INSTRUCTIONS TO FOLLOW:
Repeat the entries that follow verbatim, without any of their pictures.

Dataset items:
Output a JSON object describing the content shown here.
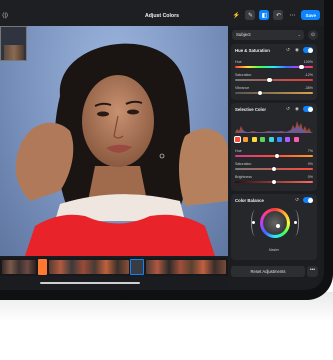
{
  "app": {
    "title": "Adjust Colors",
    "save_label": "Save"
  },
  "toolbar": {
    "left_icon": "sidebar-toggle-icon",
    "icons": [
      "magic-wand-icon",
      "brush-icon",
      "layers-icon",
      "undo-icon",
      "more-icon"
    ],
    "accent": "#0a84ff"
  },
  "panel": {
    "subject_dropdown": "Subject",
    "hue_saturation": {
      "title": "Hue & Saturation",
      "sliders": [
        {
          "label": "Hue",
          "value": "100%",
          "fraction": 0.85
        },
        {
          "label": "Saturation",
          "value": "-12%",
          "fraction": 0.44
        },
        {
          "label": "Vibrance",
          "value": "-36%",
          "fraction": 0.32
        }
      ]
    },
    "selective_color": {
      "title": "Selective Color",
      "swatches": [
        "#ff4a3a",
        "#ff9a2e",
        "#ffd93a",
        "#58d65a",
        "#3ad6d6",
        "#3a8bff",
        "#b05aff",
        "#ff5ab0"
      ],
      "selected_swatch": 0,
      "sliders": [
        {
          "label": "Hue",
          "value": "7%",
          "fraction": 0.54
        },
        {
          "label": "Saturation",
          "value": "0%",
          "fraction": 0.5
        },
        {
          "label": "Brightness",
          "value": "0%",
          "fraction": 0.5
        }
      ]
    },
    "color_balance": {
      "title": "Color Balance",
      "wheel_label": "Master"
    },
    "reset_label": "Reset Adjustments",
    "more_label": "•••"
  }
}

FINAL RESULT:
Output a JSON object describing the content shown here.
{
  "app": {
    "title": "Adjust Colors",
    "save_label": "Save"
  },
  "toolbar": {
    "left_icon": "sidebar-toggle-icon",
    "icons": [
      "magic-wand-icon",
      "brush-icon",
      "layers-icon",
      "undo-icon",
      "more-icon"
    ],
    "accent": "#0a84ff"
  },
  "panel": {
    "subject_dropdown": "Subject",
    "hue_saturation": {
      "title": "Hue & Saturation",
      "sliders": [
        {
          "label": "Hue",
          "value": "100%",
          "fraction": 0.85
        },
        {
          "label": "Saturation",
          "value": "-12%",
          "fraction": 0.44
        },
        {
          "label": "Vibrance",
          "value": "-36%",
          "fraction": 0.32
        }
      ]
    },
    "selective_color": {
      "title": "Selective Color",
      "swatches": [
        "#ff4a3a",
        "#ff9a2e",
        "#ffd93a",
        "#58d65a",
        "#3ad6d6",
        "#3a8bff",
        "#b05aff",
        "#ff5ab0"
      ],
      "selected_swatch": 0,
      "sliders": [
        {
          "label": "Hue",
          "value": "7%",
          "fraction": 0.54
        },
        {
          "label": "Saturation",
          "value": "0%",
          "fraction": 0.5
        },
        {
          "label": "Brightness",
          "value": "0%",
          "fraction": 0.5
        }
      ]
    },
    "color_balance": {
      "title": "Color Balance",
      "wheel_label": "Master"
    },
    "reset_label": "Reset Adjustments",
    "more_label": "•••"
  }
}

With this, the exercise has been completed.